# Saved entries
-- BEGIN --
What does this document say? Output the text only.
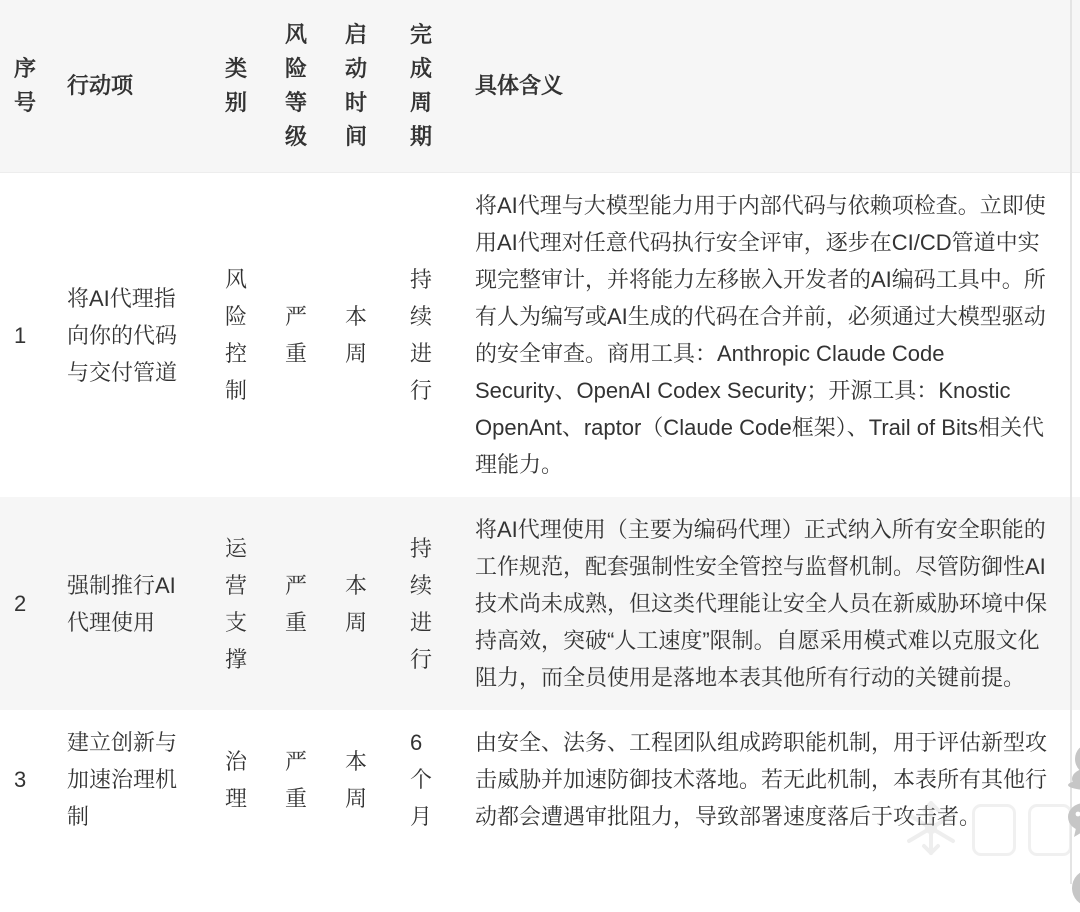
序号	行动项	类别	风险等级	启动时间	完成周期	具体含义
1	将AI代理指向你的代码与交付管道	风险控制	严重	本周	持续进行	将AI代理与大模型能力用于内部代码与依赖项检查。立即使用AI代理对任意代码执行安全评审，逐步在CI/CD管道中实现完整审计，并将能力左移嵌入开发者的AI编码工具中。所有人为编写或AI生成的代码在合并前，必须通过大模型驱动的安全审查。商用工具：Anthropic Claude Code Security、OpenAI Codex Security；开源工具：Knostic OpenAnt、raptor（Claude Code框架）、Trail of Bits相关代理能力。
2	强制推行AI代理使用	运营支撑	严重	本周	持续进行	将AI代理使用（主要为编码代理）正式纳入所有安全职能的工作规范，配套强制性安全管控与监督机制。尽管防御性AI技术尚未成熟，但这类代理能让安全人员在新威胁环境中保持高效，突破“人工速度”限制。自愿采用模式难以克服文化阻力，而全员使用是落地本表其他所有行动的关键前提。
3	建立创新与加速治理机制	治理	严重	本周	6个月	由安全、法务、工程团队组成跨职能机制，用于评估新型攻击威胁并加速防御技术落地。若无此机制，本表所有其他行动都会遭遇审批阻力，导致部署速度落后于攻击者。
-- END --
# What the task requires
Set down all the data again exactly as above, pictures excluded.

# Task answer
What does this document say? Output the text only.
序号	行动项	类别	风险等级	启动时间	完成周期	具体含义
1	将AI代理指向你的代码与交付管道	风险控制	严重	本周	持续进行	将AI代理与大模型能力用于内部代码与依赖项检查。立即使用AI代理对任意代码执行安全评审，逐步在CI/CD管道中实现完整审计，并将能力左移嵌入开发者的AI编码工具中。所有人为编写或AI生成的代码在合并前，必须通过大模型驱动的安全审查。商用工具：Anthropic Claude Code Security、OpenAI Codex Security；开源工具：Knostic OpenAnt、raptor（Claude Code框架）、Trail of Bits相关代理能力。
2	强制推行AI代理使用	运营支撑	严重	本周	持续进行	将AI代理使用（主要为编码代理）正式纳入所有安全职能的工作规范，配套强制性安全管控与监督机制。尽管防御性AI技术尚未成熟，但这类代理能让安全人员在新威胁环境中保持高效，突破“人工速度”限制。自愿采用模式难以克服文化阻力，而全员使用是落地本表其他所有行动的关键前提。
3	建立创新与加速治理机制	治理	严重	本周	6个月	由安全、法务、工程团队组成跨职能机制，用于评估新型攻击威胁并加速防御技术落地。若无此机制，本表所有其他行动都会遭遇审批阻力，导致部署速度落后于攻击者。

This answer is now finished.